Información proporcionada »
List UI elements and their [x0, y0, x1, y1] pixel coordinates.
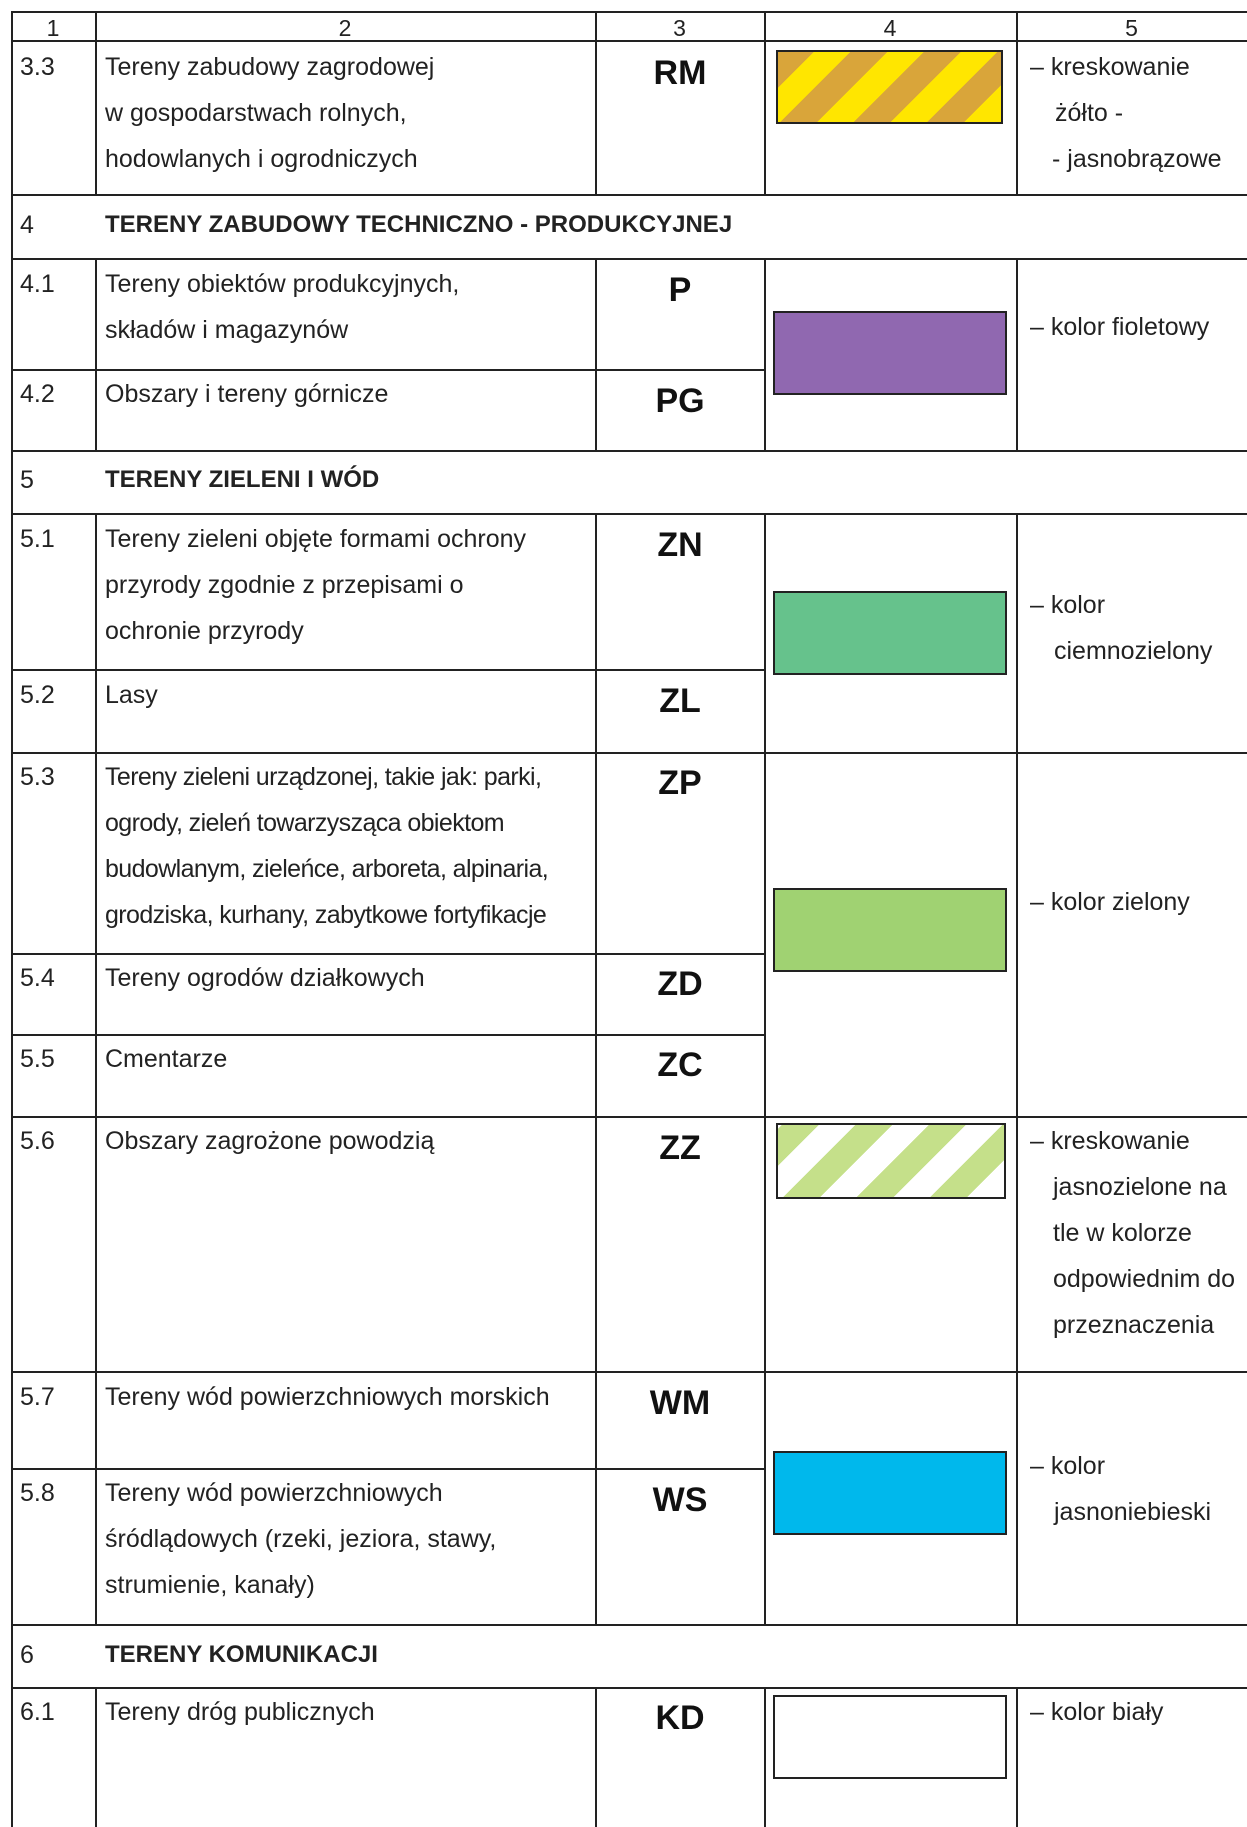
description-line: żółto - — [1055, 99, 1124, 127]
row-number: 5.1 — [20, 525, 55, 553]
row-label-line: ochronie przyrody — [105, 617, 304, 645]
symbol-code: WM — [649, 1384, 711, 1422]
row-label-line: Cmentarze — [105, 1045, 228, 1073]
row-label-line: w gospodarstwach rolnych, — [105, 99, 407, 127]
legend-swatch-white — [773, 1695, 1007, 1779]
row-label-line: Tereny zabudowy zagrodowej — [105, 53, 435, 81]
section-title: TERENY ZIELENI I WÓD — [105, 466, 380, 493]
description-line: jasnoniebieski — [1054, 1498, 1212, 1526]
symbol-code: ZL — [659, 682, 701, 720]
row-number: 6.1 — [20, 1698, 55, 1726]
description-line: – kreskowanie — [1030, 1127, 1190, 1155]
row-label-line: Obszary i tereny górnicze — [105, 380, 389, 408]
symbol-code: ZZ — [659, 1129, 701, 1167]
row-label-line: Tereny obiektów produkcyjnych, — [105, 270, 460, 298]
description-line: - jasnobrązowe — [1052, 145, 1222, 173]
row-label-line: składów i magazynów — [105, 316, 349, 344]
symbol-code: ZN — [657, 526, 703, 564]
symbol-code: WS — [652, 1481, 708, 1519]
row-label-line: Tereny dróg publicznych — [105, 1698, 375, 1726]
section-number: 5 — [20, 466, 34, 494]
symbol-code: PG — [655, 382, 705, 420]
row-label-line: ogrody, zieleń towarzysząca obiektom — [105, 809, 504, 837]
legend-swatch-hatched-yellow-brown — [776, 50, 1003, 124]
legend-swatch-dark-green — [773, 591, 1007, 675]
section-number: 6 — [20, 1641, 34, 1669]
row-number: 4.1 — [20, 270, 55, 298]
grid-line — [11, 669, 766, 671]
column-header-1: 1 — [46, 15, 60, 41]
row-number: 5.4 — [20, 964, 55, 992]
row-number: 4.2 — [20, 380, 55, 408]
row-label-line: Lasy — [105, 681, 158, 709]
row-label-line: Tereny wód powierzchniowych — [105, 1479, 443, 1507]
column-header-4: 4 — [883, 15, 897, 41]
grid-line — [11, 1371, 1247, 1373]
description-line: – kolor fioletowy — [1030, 313, 1210, 341]
description-line: – kolor zielony — [1030, 888, 1190, 916]
column-header-3: 3 — [673, 15, 686, 41]
symbol-code: ZC — [657, 1046, 703, 1084]
symbol-code: KD — [655, 1699, 705, 1737]
row-number: 5.3 — [20, 763, 55, 791]
description-line: odpowiednim do — [1053, 1265, 1236, 1293]
row-number: 5.5 — [20, 1045, 55, 1073]
row-label-line: grodziska, kurhany, zabytkowe fortyfikacje — [105, 901, 547, 929]
grid-line — [11, 11, 13, 1827]
column-header-2: 2 — [338, 15, 352, 41]
row-label-line: śródlądowych (rzeki, jeziora, stawy, — [105, 1525, 497, 1553]
section-number: 4 — [20, 211, 34, 239]
row-label-line: Tereny zieleni urządzonej, takie jak: parki, — [105, 763, 542, 791]
grid-line — [1016, 513, 1018, 1625]
row-label-line: hodowlanych i ogrodniczych — [105, 145, 418, 173]
grid-line — [11, 258, 1247, 260]
grid-line — [95, 1687, 97, 1827]
grid-line — [1016, 1687, 1018, 1827]
grid-line — [1016, 258, 1018, 451]
symbol-code: ZD — [657, 965, 703, 1003]
description-line: – kolor — [1030, 591, 1106, 619]
grid-line — [764, 258, 766, 451]
legend-swatch-violet — [773, 311, 1007, 395]
symbol-code: P — [668, 271, 692, 309]
symbol-code: RM — [653, 54, 707, 92]
row-number: 5.8 — [20, 1479, 55, 1507]
description-line: przeznaczenia — [1053, 1311, 1215, 1339]
row-label-line: Tereny zieleni objęte formami ochrony — [105, 525, 527, 553]
row-number: 3.3 — [20, 53, 55, 81]
grid-line — [11, 1624, 1247, 1626]
description-line: ciemnozielony — [1054, 637, 1213, 665]
description-line: – kreskowanie — [1030, 53, 1190, 81]
row-label-line: strumienie, kanały) — [105, 1571, 315, 1599]
description-line: tle w kolorze — [1053, 1219, 1192, 1247]
grid-line — [11, 513, 1247, 515]
row-label-line: Tereny wód powierzchniowych morskich — [105, 1383, 550, 1411]
row-label-line: budowlanym, zieleńce, arboreta, alpinaria, — [105, 855, 549, 883]
section-title: TERENY ZABUDOWY TECHNICZNO - PRODUKCYJNEJ — [105, 211, 733, 238]
grid-line — [11, 450, 1247, 452]
grid-line — [95, 513, 97, 1625]
legend-swatch-light-blue — [773, 1451, 1007, 1535]
column-header-5: 5 — [1125, 15, 1138, 41]
grid-line — [11, 194, 1247, 196]
row-label-line: Tereny ogrodów działkowych — [105, 964, 425, 992]
row-number: 5.7 — [20, 1383, 55, 1411]
row-number: 5.6 — [20, 1127, 55, 1155]
grid-line — [95, 258, 97, 451]
row-number: 5.2 — [20, 681, 55, 709]
section-title: TERENY KOMUNIKACJI — [105, 1641, 378, 1668]
grid-line — [764, 1687, 766, 1827]
row-label-line: przyrody zgodnie z przepisami o — [105, 571, 464, 599]
symbol-code: ZP — [658, 764, 702, 802]
description-line: jasnozielone na — [1053, 1173, 1227, 1201]
legend-swatch-green — [773, 888, 1007, 972]
grid-line — [764, 513, 766, 1625]
description-line: – kolor biały — [1030, 1698, 1164, 1726]
grid-line — [11, 11, 1247, 13]
legend-swatch-hatched-light-green — [776, 1123, 1006, 1199]
row-label-line: Obszary zagrożone powodzią — [105, 1127, 435, 1155]
description-line: – kolor — [1030, 1452, 1106, 1480]
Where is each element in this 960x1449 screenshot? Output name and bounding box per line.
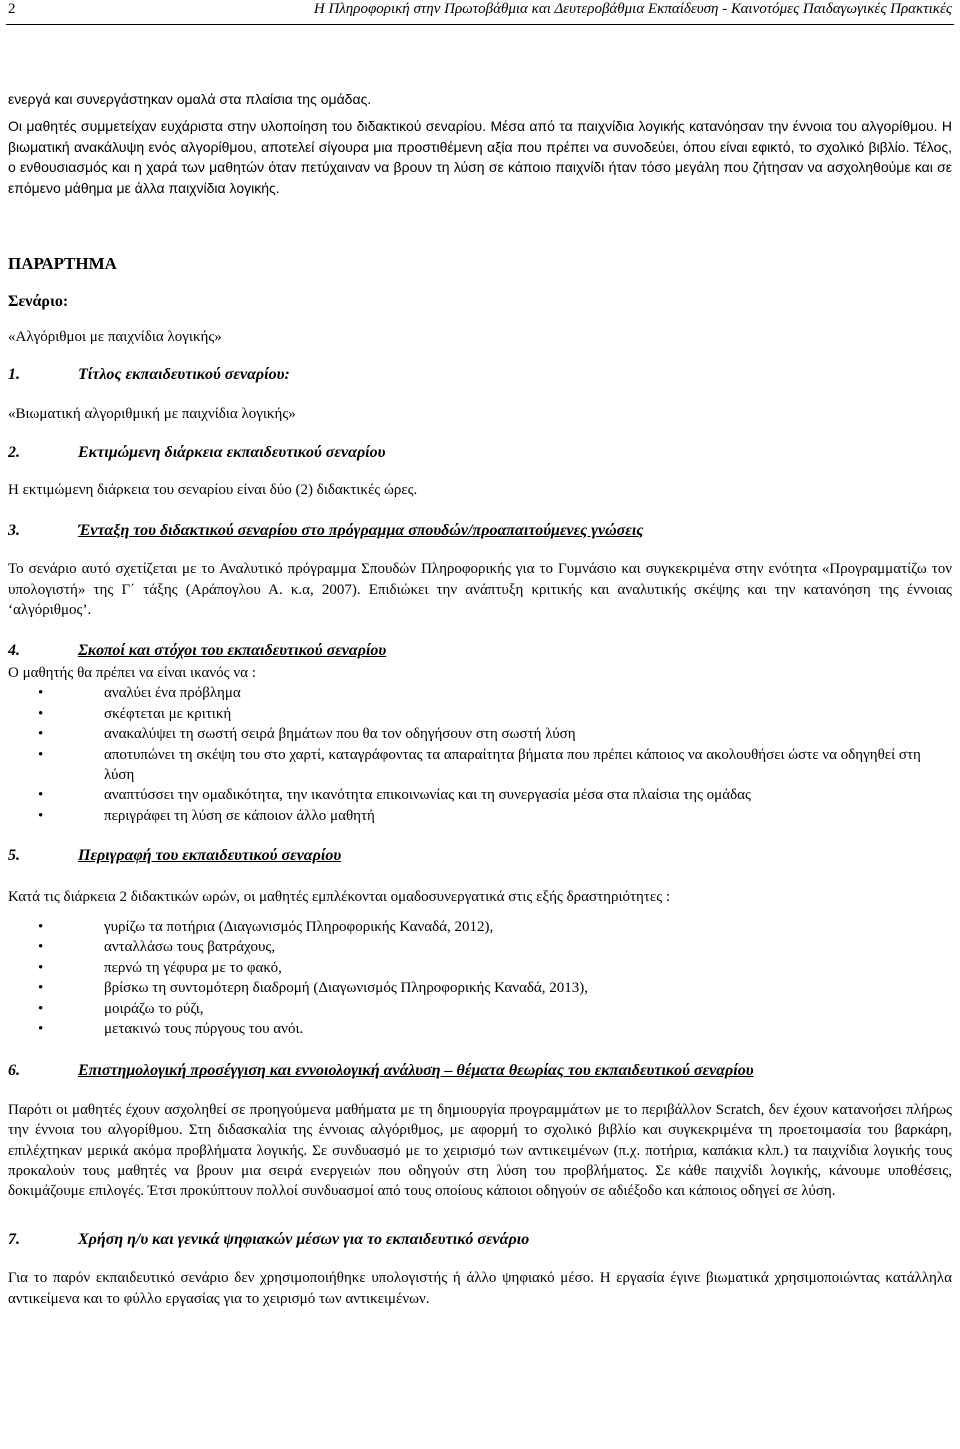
section-title: Ένταξη του διδακτικού σεναρίου στο πρόγραμμα σπουδών/προαπαιτούμενες γνώσεις — [78, 521, 644, 539]
section-2-heading — [8, 443, 952, 463]
section-title: Περιγραφή του εκπαιδευτικού σεναρίου — [78, 847, 342, 865]
list-item: • αναλύει ένα πρόβλημα — [8, 683, 952, 703]
section-title: Σκοποί και στόχοι του εκπαιδευτικού σεναρίου — [78, 641, 387, 659]
section-number: 2. — [8, 444, 20, 462]
list-item: • αναπτύσσει την ομαδικότητα, την ικανότητα επικοινωνίας και τη συνεργασία μέσα στα πλαίσια της ομάδας — [8, 785, 952, 805]
section-3-heading — [8, 521, 952, 541]
appendix-heading: ΠΑΡΑΡΤΗΜΑ — [8, 254, 117, 274]
section-7-body: Για το παρόν εκπαιδευτικό σενάριο δεν χρησιμοποιήθηκε υπολογιστής ή άλλο ψηφιακό μέσο. Η εργασία έγινε βιωματικά χρησιμοποιώντας κατάλληλα αντικείμενα και το φύλλο εργασίας για το χειρισμό των αντικειμένων. — [8, 1270, 952, 1307]
section-2-body: Η εκτιμώμενη διάρκεια του σεναρίου είναι δύο (2) διδακτικές ώρες. — [8, 482, 418, 499]
list-item: • μετακινώ τους πύργους του ανόι. — [8, 1019, 952, 1039]
objectives-list — [8, 683, 952, 826]
section-6-body: Παρότι οι μαθητές έχουν ασχοληθεί σε προηγούμενα μαθήματα με τη δημιουργία προγραμμάτων με το περιβάλλον Scratch, δεν έχουν κατανοήσει πλήρως την έννοια του αλγορίθμου. Στη διδασκαλία της έννοιας αλγόριθμος, με αφορμή το σχολικό βιβλίο και συγκεκριμένα τη προετοιμασία του βαρκάρη, επιλέχτηκαν μερικά ακόμα προβλήματα λογικής. Σε συνδυασμό με το χειρισμό των αντικειμένων (π.χ. ποτήρια, καπάκια κλπ.) τα παιχνίδια λογικής τους προκαλούν τους μαθητές να βρουν μια σειρά ενεργειών που οδηγούν στη λύση του προβλήματος. Σε κάθε παιχνίδι λογικής, κάνουμε υποθέσεις, δοκιμάζουμε επιλογές. Έτσι προκύπτουν πολλοί συνδυασμοί από τους οποίους κάποιοι οδηγούν σε αδιέξοδο και κάποιος οδηγεί σε λύση. — [8, 1101, 952, 1200]
scenario-title: «Αλγόριθμοι με παιχνίδια λογικής» — [8, 328, 222, 345]
section-number: 5. — [8, 847, 20, 865]
section-number: 1. — [8, 366, 20, 384]
section-5-heading — [8, 846, 952, 866]
scenario-label: Σενάριο: — [8, 293, 69, 311]
list-item: • ανταλλάσω τους βατράχους, — [8, 937, 952, 957]
document-body — [8, 89, 952, 1309]
section-1-heading — [8, 365, 952, 385]
section-title: Χρήση η/υ και γενικά ψηφιακών μέσων για το εκπαιδευτικό σενάριο — [78, 1230, 530, 1248]
page-number: 2 — [8, 1, 16, 17]
list-item: • σκέφτεται με κριτική — [8, 704, 952, 724]
page-header — [6, 0, 954, 25]
section-title: Εκτιμώμενη διάρκεια εκπαιδευτικού σεναρίου — [78, 444, 386, 462]
list-item: • μοιράζω το ρύζι, — [8, 999, 952, 1019]
section-4-heading — [8, 641, 952, 661]
section-6-heading — [8, 1061, 952, 1081]
section-4-intro: Ο μαθητής θα πρέπει να είναι ικανός να : — [8, 664, 256, 681]
section-title: Επιστημολογική προσέγγιση και εννοιολογική ανάλυση – θέματα θεωρίας του εκπαιδευτικού σεναρίου — [78, 1062, 754, 1080]
section-1-body: «Βιωματική αλγοριθμική με παιχνίδια λογικής» — [8, 405, 296, 422]
section-number: 6. — [8, 1062, 20, 1080]
activities-list — [8, 917, 952, 1039]
section-number: 3. — [8, 521, 20, 539]
list-item: • γυρίζω τα ποτήρια (Διαγωνισμός Πληροφορικής Καναδά, 2012), — [8, 917, 952, 937]
list-item: • αποτυπώνει τη σκέψη του στο χαρτί, καταγράφοντας τα απαραίτητα βήματα που πρέπει κάποιος να ακολουθήσει ώστε να οδηγηθεί στη λύση — [8, 745, 952, 786]
section-title: Τίτλος εκπαιδευτικού σεναρίου: — [78, 366, 290, 384]
section-3-body: Το σενάριο αυτό σχετίζεται με το Αναλυτικό πρόγραμμα Σπουδών Πληροφορικής για το Γυμνάσιο και συγκεκριμένα στην ενότητα «Προγραμματίζω τον υπολογιστή» της Γ΄ τάξης (Αράπογλου Α. κ.α, 2007). Επιδιώκει την ανάπτυξη κριτικής και αναλυτικής σκέψης και την κατανόηση της έννοιας ‘αλγόριθμος’. — [8, 561, 952, 619]
section-number: 7. — [8, 1230, 20, 1248]
section-5-intro: Κατά τις διάρκεια 2 διδακτικών ωρών, οι μαθητές εμπλέκονται ομαδοσυνεργατικά στις εξής δραστηριότητες : — [8, 888, 671, 905]
list-item: • ανακαλύψει τη σωστή σειρά βημάτων που θα τον οδηγήσουν στη σωστή λύση — [8, 724, 952, 744]
running-title: Η Πληροφορική στην Πρωτοβάθμια και Δευτεροβάθμια Εκπαίδευση - Καινοτόμες Παιδαγωγικές Πρακτικές — [313, 1, 952, 17]
intro-paragraph-2: Οι μαθητές συμμετείχαν ευχάριστα στην υλοποίηση του διδακτικού σεναρίου. Μέσα από τα παιχνίδια λογικής κατανόησαν την έννοια του αλγορίθμου. Η βιωματική ανακάλυψη ενός αλγορίθμου, αποτελεί σίγουρα μια προστιθέμενη αξία που πρέπει να συνοδεύει, όπου είναι εφικτό, το σχολικό βιβλίο. Τέλος, ο ενθουσιασμός και η χαρά των μαθητών όταν πετύχαιναν να βρουν τη λύση σε κάποιο παιχνίδι ήταν τόσο μεγάλη που ζήτησαν να ασχοληθούμε και σε επόμενο μάθημα με άλλα παιχνίδια λογικής. — [8, 118, 952, 196]
section-number: 4. — [8, 641, 20, 659]
section-7-heading — [8, 1230, 952, 1250]
list-item: • περνώ τη γέφυρα με το φακό, — [8, 958, 952, 978]
list-item: • βρίσκω τη συντομότερη διαδρομή (Διαγωνισμός Πληροφορικής Καναδά, 2013), — [8, 978, 952, 998]
list-item: • περιγράφει τη λύση σε κάποιον άλλο μαθητή — [8, 806, 952, 826]
intro-paragraph-1: ενεργά και συνεργάστηκαν ομαλά στα πλαίσια της ομάδας. — [8, 91, 372, 107]
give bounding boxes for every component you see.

Qué se pide » Reproduce sin cambios las entradas que van desde la línea que contiene "section-title: Ένταξη του" hasta la que contiene "section-number: 2. — [8, 444, 20, 462]", ambas incluidas.

Respuesta »
section-title: Ένταξη του διδακτικού σεναρίου στο πρόγραμμα σπουδών/προαπαιτούμενες γνώσεις — [78, 521, 644, 539]
section-2-heading — [8, 443, 952, 463]
section-title: Περιγραφή του εκπαιδευτικού σεναρίου — [78, 847, 342, 865]
list-item: • αναλύει ένα πρόβλημα — [8, 683, 952, 703]
section-title: Σκοποί και στόχοι του εκπαιδευτικού σεναρίου — [78, 641, 387, 659]
section-number: 2. — [8, 444, 20, 462]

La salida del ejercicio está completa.